╭─ Data for processing
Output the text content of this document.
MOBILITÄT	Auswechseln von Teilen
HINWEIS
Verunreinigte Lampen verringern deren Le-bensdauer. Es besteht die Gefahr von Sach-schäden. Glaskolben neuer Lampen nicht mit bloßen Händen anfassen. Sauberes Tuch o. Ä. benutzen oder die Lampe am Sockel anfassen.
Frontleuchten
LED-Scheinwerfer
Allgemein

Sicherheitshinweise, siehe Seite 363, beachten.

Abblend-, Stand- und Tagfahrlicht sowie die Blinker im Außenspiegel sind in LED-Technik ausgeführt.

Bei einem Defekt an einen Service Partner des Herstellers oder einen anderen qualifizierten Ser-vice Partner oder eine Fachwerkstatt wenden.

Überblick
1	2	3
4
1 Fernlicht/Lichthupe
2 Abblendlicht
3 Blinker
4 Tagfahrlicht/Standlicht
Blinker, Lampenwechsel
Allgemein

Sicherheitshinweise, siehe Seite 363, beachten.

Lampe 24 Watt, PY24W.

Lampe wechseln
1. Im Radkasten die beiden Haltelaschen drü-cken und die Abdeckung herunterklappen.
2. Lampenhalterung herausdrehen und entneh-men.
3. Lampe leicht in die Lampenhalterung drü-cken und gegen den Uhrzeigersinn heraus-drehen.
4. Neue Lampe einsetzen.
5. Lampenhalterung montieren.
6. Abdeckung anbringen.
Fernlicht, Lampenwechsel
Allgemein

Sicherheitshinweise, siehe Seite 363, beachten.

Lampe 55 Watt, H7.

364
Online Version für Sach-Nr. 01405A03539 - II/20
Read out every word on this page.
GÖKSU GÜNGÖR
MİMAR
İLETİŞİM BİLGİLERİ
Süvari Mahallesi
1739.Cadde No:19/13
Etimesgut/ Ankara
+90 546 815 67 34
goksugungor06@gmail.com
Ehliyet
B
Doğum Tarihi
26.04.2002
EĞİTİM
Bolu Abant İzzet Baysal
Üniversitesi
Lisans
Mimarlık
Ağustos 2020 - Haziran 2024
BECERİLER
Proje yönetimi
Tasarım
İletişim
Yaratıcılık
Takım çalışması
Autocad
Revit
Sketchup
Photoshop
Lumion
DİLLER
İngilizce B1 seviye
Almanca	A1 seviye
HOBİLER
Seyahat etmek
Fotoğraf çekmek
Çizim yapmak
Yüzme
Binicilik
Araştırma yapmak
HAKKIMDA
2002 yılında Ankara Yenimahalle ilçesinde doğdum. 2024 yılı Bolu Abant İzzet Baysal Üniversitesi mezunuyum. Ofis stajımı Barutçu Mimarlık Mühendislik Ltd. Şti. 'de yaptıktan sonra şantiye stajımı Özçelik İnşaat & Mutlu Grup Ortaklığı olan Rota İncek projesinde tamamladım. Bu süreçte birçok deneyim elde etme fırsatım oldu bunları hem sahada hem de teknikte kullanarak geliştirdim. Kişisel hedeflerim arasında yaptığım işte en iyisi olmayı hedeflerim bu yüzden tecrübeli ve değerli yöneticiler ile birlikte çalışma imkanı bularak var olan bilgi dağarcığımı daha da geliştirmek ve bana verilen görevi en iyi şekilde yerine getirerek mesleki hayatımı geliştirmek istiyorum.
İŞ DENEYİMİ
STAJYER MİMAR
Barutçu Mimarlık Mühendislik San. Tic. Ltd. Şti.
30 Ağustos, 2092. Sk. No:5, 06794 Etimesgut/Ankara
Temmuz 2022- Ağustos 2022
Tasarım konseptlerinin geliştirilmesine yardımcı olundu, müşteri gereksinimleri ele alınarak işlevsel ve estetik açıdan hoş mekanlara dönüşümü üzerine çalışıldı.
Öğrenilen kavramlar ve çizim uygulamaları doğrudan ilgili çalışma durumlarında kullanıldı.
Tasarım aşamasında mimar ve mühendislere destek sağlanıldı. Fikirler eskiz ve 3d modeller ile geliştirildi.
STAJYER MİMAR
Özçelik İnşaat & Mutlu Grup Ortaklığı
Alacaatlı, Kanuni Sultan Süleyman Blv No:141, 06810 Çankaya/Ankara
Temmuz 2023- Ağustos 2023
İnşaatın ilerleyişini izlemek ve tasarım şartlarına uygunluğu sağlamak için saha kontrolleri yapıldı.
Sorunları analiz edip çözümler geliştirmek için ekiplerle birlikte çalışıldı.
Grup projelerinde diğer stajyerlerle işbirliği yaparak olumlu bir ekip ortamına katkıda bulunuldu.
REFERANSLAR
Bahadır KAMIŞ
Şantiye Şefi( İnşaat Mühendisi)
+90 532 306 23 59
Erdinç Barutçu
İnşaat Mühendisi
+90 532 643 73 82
╰─
Goal of the exercise » Your task is to quote the listing above word for word.

Answer for the task »
Output the text content of this document.
MOBILITÄT	Auswechseln von Teilen
HINWEIS
Verunreinigte Lampen verringern deren Le-bensdauer. Es besteht die Gefahr von Sach-schäden. Glaskolben neuer Lampen nicht mit bloßen Händen anfassen. Sauberes Tuch o. Ä. benutzen oder die Lampe am Sockel anfassen.
Frontleuchten
LED-Scheinwerfer
Allgemein

Sicherheitshinweise, siehe Seite 363, beachten.

Abblend-, Stand- und Tagfahrlicht sowie die Blinker im Außenspiegel sind in LED-Technik ausgeführt.

Bei einem Defekt an einen Service Partner des Herstellers oder einen anderen qualifizierten Ser-vice Partner oder eine Fachwerkstatt wenden.

Überblick
1	2	3
4
1 Fernlicht/Lichthupe
2 Abblendlicht
3 Blinker
4 Tagfahrlicht/Standlicht
Blinker, Lampenwechsel
Allgemein

Sicherheitshinweise, siehe Seite 363, beachten.

Lampe 24 Watt, PY24W.

Lampe wechseln
1. Im Radkasten die beiden Haltelaschen drü-cken und die Abdeckung herunterklappen.
2. Lampenhalterung herausdrehen und entneh-men.
3. Lampe leicht in die Lampenhalterung drü-cken und gegen den Uhrzeigersinn heraus-drehen.
4. Neue Lampe einsetzen.
5. Lampenhalterung montieren.
6. Abdeckung anbringen.
Fernlicht, Lampenwechsel
Allgemein

Sicherheitshinweise, siehe Seite 363, beachten.

Lampe 55 Watt, H7.

364
Online Version für Sach-Nr. 01405A03539 - II/20
Read out every word on this page.
GÖKSU GÜNGÖR
MİMAR
İLETİŞİM BİLGİLERİ
Süvari Mahallesi
1739.Cadde No:19/13
Etimesgut/ Ankara
+90 546 815 67 34
goksugungor06@gmail.com
Ehliyet
B
Doğum Tarihi
26.04.2002
EĞİTİM
Bolu Abant İzzet Baysal
Üniversitesi
Lisans
Mimarlık
Ağustos 2020 - Haziran 2024
BECERİLER
Proje yönetimi
Tasarım
İletişim
Yaratıcılık
Takım çalışması
Autocad
Revit
Sketchup
Photoshop
Lumion
DİLLER
İngilizce B1 seviye
Almanca	A1 seviye
HOBİLER
Seyahat etmek
Fotoğraf çekmek
Çizim yapmak
Yüzme
Binicilik
Araştırma yapmak
HAKKIMDA
2002 yılında Ankara Yenimahalle ilçesinde doğdum. 2024 yılı Bolu Abant İzzet Baysal Üniversitesi mezunuyum. Ofis stajımı Barutçu Mimarlık Mühendislik Ltd. Şti. 'de yaptıktan sonra şantiye stajımı Özçelik İnşaat & Mutlu Grup Ortaklığı olan Rota İncek projesinde tamamladım. Bu süreçte birçok deneyim elde etme fırsatım oldu bunları hem sahada hem de teknikte kullanarak geliştirdim. Kişisel hedeflerim arasında yaptığım işte en iyisi olmayı hedeflerim bu yüzden tecrübeli ve değerli yöneticiler ile birlikte çalışma imkanı bularak var olan bilgi dağarcığımı daha da geliştirmek ve bana verilen görevi en iyi şekilde yerine getirerek mesleki hayatımı geliştirmek istiyorum.
İŞ DENEYİMİ
STAJYER MİMAR
Barutçu Mimarlık Mühendislik San. Tic. Ltd. Şti.
30 Ağustos, 2092. Sk. No:5, 06794 Etimesgut/Ankara
Temmuz 2022- Ağustos 2022
Tasarım konseptlerinin geliştirilmesine yardımcı olundu, müşteri gereksinimleri ele alınarak işlevsel ve estetik açıdan hoş mekanlara dönüşümü üzerine çalışıldı.
Öğrenilen kavramlar ve çizim uygulamaları doğrudan ilgili çalışma durumlarında kullanıldı.
Tasarım aşamasında mimar ve mühendislere destek sağlanıldı. Fikirler eskiz ve 3d modeller ile geliştirildi.
STAJYER MİMAR
Özçelik İnşaat & Mutlu Grup Ortaklığı
Alacaatlı, Kanuni Sultan Süleyman Blv No:141, 06810 Çankaya/Ankara
Temmuz 2023- Ağustos 2023
İnşaatın ilerleyişini izlemek ve tasarım şartlarına uygunluğu sağlamak için saha kontrolleri yapıldı.
Sorunları analiz edip çözümler geliştirmek için ekiplerle birlikte çalışıldı.
Grup projelerinde diğer stajyerlerle işbirliği yaparak olumlu bir ekip ortamına katkıda bulunuldu.
REFERANSLAR
Bahadır KAMIŞ
Şantiye Şefi( İnşaat Mühendisi)
+90 532 306 23 59
Erdinç Barutçu
İnşaat Mühendisi
+90 532 643 73 82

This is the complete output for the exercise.